▶ Set problem: In the entries that follow, find the word "marker" and report each line it is on.

▶ Records shown:
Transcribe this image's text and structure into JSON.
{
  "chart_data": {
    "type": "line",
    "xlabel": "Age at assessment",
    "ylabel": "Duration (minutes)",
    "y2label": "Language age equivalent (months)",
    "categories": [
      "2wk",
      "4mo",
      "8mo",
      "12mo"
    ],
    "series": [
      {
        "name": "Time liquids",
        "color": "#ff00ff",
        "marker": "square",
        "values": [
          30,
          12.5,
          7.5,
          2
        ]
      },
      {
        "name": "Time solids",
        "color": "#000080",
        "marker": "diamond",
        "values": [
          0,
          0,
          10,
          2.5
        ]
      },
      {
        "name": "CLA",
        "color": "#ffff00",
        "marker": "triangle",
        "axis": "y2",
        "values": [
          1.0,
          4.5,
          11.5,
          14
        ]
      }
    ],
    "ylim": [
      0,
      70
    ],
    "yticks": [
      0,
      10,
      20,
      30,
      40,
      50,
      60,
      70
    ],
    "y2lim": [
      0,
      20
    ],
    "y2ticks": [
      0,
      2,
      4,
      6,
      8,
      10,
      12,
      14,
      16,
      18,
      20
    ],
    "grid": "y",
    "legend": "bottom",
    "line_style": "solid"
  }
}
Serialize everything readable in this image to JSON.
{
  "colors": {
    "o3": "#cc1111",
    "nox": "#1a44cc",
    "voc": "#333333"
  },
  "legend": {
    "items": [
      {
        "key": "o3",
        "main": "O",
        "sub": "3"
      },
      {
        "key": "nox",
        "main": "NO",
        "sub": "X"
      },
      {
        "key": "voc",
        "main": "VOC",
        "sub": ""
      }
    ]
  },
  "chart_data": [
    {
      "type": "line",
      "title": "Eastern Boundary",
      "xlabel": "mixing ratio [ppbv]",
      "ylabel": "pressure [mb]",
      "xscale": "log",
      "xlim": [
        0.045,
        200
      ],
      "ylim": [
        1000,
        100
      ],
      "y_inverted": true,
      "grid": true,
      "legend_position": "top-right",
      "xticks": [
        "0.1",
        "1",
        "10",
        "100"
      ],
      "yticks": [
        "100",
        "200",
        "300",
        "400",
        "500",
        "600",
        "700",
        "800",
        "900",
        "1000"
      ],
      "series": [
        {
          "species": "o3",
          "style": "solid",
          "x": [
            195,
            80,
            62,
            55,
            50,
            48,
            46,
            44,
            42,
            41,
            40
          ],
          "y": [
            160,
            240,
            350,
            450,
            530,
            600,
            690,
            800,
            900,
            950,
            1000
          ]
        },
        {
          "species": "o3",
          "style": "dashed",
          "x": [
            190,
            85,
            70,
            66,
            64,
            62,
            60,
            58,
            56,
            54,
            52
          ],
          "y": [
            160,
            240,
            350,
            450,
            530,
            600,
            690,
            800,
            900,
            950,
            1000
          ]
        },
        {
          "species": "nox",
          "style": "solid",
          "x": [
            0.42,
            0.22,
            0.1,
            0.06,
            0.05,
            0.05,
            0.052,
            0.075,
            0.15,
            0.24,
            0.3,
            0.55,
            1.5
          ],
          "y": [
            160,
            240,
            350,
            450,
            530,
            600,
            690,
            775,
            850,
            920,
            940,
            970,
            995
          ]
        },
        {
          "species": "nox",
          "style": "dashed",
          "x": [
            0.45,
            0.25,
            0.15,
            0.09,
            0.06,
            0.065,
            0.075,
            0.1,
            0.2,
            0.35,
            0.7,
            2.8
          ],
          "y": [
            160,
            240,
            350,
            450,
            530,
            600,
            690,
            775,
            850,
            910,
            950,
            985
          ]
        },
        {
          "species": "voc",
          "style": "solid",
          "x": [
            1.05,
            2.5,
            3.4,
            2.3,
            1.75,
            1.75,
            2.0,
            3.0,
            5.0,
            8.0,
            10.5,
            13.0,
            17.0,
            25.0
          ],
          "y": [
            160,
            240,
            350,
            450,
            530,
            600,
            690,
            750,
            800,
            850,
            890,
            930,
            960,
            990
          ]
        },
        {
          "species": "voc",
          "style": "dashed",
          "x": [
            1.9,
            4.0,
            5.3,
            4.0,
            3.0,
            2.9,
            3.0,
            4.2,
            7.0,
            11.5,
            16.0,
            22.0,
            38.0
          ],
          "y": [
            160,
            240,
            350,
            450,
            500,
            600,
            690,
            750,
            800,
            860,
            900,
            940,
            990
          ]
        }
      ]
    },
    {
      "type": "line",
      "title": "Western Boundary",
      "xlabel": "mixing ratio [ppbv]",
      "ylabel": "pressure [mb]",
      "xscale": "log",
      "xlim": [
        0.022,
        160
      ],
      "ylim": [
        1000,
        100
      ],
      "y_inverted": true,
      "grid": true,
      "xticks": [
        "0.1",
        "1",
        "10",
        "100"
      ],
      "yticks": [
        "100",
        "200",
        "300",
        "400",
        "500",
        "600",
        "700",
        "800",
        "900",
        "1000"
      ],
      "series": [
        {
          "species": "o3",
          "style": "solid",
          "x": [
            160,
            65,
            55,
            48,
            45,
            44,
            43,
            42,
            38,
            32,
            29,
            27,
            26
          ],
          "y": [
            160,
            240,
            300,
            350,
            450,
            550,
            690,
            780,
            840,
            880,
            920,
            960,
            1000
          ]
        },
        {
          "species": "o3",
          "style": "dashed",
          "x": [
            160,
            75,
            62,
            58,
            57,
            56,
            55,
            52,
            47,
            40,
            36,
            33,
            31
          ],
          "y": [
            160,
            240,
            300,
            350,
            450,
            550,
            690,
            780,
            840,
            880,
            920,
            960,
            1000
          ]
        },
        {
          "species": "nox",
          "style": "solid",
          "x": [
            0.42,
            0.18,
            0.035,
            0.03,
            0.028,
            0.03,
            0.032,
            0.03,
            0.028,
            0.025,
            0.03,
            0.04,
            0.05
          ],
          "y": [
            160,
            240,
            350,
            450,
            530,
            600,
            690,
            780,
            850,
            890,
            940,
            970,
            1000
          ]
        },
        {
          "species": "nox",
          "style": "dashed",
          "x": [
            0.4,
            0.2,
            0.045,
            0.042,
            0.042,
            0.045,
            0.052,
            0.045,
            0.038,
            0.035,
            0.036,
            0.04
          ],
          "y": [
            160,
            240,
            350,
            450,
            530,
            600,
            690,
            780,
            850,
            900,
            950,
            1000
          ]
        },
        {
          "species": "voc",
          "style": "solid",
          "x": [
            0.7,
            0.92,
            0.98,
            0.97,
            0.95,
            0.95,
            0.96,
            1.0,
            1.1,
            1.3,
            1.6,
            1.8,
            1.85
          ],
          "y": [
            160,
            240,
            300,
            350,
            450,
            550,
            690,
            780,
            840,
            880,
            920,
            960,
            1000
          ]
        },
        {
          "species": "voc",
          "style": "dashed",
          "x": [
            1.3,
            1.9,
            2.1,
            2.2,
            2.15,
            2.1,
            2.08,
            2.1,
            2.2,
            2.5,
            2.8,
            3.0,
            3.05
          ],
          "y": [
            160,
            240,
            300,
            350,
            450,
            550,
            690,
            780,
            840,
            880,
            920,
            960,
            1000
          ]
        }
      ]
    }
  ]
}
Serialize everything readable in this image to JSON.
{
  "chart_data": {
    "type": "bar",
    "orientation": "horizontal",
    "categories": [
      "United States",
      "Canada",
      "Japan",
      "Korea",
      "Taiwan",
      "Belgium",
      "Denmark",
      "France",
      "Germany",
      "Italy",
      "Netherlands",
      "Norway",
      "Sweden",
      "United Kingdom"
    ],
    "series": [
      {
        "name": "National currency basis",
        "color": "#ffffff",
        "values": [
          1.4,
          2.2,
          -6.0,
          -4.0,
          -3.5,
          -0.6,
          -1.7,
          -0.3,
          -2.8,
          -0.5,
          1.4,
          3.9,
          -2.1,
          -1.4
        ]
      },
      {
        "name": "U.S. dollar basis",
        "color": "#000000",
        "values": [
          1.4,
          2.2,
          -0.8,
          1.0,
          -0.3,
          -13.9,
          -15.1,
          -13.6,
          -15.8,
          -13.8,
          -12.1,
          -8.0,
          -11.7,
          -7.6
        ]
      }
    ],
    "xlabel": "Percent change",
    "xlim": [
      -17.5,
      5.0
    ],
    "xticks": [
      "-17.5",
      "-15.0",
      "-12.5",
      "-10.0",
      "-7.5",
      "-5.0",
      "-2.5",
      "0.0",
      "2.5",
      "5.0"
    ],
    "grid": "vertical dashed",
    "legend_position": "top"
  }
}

▶ Exercise answer:
        "marker": "square",
        "marker": "diamond",
        "marker": "triangle",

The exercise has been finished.